> _Written request_: Pull out each line of the data that includes the word "name".

(Records about charts and figures)

Start

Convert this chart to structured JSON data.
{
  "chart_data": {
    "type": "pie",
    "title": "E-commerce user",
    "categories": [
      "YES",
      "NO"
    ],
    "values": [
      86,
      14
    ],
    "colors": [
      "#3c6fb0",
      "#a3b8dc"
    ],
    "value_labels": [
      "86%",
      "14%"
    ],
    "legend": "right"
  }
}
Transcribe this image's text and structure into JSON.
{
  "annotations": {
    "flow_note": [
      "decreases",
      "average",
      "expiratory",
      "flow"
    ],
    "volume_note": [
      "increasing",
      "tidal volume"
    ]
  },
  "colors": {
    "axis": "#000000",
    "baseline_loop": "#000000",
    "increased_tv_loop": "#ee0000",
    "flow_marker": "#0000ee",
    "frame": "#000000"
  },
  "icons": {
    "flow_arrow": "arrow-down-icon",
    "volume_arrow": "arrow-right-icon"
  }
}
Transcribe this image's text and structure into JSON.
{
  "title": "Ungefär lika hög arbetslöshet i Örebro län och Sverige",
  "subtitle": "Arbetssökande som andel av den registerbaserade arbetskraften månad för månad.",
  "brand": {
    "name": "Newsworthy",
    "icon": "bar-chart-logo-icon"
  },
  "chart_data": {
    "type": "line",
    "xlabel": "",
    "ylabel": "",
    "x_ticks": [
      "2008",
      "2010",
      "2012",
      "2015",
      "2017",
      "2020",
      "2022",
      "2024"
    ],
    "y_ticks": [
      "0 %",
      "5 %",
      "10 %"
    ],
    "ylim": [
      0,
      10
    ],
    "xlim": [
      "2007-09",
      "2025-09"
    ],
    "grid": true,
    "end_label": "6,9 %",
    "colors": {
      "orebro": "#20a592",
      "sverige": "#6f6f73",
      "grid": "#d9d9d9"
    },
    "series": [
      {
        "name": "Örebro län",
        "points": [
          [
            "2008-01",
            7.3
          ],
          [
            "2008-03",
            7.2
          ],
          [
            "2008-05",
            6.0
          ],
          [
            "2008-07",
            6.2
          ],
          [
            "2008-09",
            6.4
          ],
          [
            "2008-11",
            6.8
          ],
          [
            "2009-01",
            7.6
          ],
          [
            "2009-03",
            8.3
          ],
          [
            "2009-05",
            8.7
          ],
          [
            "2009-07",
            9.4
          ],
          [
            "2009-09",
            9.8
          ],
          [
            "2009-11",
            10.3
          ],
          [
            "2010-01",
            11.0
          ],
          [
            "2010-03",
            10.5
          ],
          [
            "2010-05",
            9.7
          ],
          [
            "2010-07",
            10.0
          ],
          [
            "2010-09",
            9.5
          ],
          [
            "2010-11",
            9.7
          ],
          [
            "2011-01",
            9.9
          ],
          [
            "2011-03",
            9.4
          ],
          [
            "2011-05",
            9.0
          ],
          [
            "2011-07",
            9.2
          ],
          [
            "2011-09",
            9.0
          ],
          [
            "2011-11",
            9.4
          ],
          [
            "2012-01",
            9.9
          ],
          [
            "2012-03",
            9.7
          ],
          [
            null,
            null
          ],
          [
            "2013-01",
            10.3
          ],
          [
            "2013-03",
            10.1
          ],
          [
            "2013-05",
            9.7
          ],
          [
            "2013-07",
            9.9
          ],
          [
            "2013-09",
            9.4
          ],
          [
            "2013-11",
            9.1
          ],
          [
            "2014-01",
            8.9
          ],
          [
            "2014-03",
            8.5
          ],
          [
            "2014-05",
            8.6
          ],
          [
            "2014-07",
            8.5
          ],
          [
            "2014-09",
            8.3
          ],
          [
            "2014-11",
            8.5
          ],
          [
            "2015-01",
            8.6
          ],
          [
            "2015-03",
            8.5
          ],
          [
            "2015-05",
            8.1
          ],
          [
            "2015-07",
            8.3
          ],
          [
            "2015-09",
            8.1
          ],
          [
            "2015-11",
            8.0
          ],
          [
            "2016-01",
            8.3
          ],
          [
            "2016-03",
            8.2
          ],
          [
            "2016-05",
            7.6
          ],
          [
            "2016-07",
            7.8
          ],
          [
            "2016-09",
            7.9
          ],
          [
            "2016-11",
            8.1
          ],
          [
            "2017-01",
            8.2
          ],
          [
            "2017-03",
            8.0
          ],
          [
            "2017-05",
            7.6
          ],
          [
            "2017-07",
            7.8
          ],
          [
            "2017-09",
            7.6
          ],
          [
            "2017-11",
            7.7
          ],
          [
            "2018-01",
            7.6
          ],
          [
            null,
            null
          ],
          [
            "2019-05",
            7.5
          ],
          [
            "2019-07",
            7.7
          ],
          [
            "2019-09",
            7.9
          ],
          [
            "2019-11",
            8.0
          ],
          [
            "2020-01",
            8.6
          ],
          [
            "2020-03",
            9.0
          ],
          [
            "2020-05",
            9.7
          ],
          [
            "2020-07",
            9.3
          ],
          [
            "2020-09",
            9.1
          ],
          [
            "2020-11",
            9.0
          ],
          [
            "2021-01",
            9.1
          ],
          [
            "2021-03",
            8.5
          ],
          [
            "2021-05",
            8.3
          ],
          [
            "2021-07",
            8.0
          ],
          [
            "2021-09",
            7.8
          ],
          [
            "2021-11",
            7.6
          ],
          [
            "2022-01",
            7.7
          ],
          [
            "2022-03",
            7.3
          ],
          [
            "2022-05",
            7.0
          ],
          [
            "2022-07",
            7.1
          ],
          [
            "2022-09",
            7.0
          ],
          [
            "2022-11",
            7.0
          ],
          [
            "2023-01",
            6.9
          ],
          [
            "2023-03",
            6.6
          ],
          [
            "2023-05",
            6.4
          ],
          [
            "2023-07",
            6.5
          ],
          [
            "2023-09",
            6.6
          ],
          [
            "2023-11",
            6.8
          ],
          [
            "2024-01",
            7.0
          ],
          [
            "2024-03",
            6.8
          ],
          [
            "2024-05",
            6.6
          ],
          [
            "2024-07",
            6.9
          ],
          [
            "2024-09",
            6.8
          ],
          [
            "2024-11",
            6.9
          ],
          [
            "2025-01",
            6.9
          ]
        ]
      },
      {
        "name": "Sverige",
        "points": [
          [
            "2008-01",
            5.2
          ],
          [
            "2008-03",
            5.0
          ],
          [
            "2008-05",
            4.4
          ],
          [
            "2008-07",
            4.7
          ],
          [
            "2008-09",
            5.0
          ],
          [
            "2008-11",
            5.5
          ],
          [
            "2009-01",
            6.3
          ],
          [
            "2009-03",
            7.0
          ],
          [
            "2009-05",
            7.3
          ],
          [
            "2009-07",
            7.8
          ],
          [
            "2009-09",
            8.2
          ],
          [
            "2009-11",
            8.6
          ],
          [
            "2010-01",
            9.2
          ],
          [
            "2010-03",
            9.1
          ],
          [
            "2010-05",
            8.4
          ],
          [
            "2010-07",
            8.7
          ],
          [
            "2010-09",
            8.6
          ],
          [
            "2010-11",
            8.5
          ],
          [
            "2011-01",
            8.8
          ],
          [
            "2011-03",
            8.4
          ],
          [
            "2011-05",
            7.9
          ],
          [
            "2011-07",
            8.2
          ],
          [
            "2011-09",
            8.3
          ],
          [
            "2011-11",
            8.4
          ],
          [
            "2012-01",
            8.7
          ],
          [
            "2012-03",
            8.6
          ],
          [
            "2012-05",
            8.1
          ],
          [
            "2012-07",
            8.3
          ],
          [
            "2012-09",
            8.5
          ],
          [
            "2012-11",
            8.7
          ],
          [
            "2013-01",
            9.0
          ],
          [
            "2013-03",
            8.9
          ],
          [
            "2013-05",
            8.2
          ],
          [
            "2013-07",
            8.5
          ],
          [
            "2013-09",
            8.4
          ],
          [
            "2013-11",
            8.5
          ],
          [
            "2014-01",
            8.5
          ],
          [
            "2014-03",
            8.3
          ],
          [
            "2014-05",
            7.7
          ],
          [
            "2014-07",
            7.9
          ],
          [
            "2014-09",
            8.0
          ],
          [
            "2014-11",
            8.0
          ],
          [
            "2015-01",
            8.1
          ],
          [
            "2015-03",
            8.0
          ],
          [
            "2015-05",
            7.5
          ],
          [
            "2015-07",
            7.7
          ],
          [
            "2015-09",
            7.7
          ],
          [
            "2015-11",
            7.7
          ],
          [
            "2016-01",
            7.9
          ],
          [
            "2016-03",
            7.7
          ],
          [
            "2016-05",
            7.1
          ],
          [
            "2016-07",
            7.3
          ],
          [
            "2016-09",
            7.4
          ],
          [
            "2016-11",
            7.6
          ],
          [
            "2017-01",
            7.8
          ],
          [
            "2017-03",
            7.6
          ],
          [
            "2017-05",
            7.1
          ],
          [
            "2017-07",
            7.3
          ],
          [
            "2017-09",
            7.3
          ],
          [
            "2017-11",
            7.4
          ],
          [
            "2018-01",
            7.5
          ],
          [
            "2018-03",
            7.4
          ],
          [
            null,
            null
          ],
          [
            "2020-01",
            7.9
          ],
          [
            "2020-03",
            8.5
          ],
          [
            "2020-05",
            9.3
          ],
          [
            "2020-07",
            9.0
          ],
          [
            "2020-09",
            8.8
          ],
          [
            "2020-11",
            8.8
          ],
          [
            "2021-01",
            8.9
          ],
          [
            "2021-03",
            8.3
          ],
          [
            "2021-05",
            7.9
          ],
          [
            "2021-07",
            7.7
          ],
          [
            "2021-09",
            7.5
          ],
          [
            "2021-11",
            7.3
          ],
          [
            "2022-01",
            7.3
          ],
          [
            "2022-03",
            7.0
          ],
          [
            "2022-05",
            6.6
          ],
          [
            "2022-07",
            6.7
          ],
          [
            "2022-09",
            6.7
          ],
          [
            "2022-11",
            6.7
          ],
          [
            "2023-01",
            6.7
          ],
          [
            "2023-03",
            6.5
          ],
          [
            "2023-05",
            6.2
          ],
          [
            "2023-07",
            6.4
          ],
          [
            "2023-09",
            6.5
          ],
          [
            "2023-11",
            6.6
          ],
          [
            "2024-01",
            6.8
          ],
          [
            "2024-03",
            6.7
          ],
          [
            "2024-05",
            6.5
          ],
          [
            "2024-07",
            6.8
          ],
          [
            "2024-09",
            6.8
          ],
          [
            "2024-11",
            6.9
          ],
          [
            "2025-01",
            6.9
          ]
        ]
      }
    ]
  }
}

End

> _Full response_:
    "name": "Newsworthy",
        "name": "Örebro län",
        "name": "Sverige",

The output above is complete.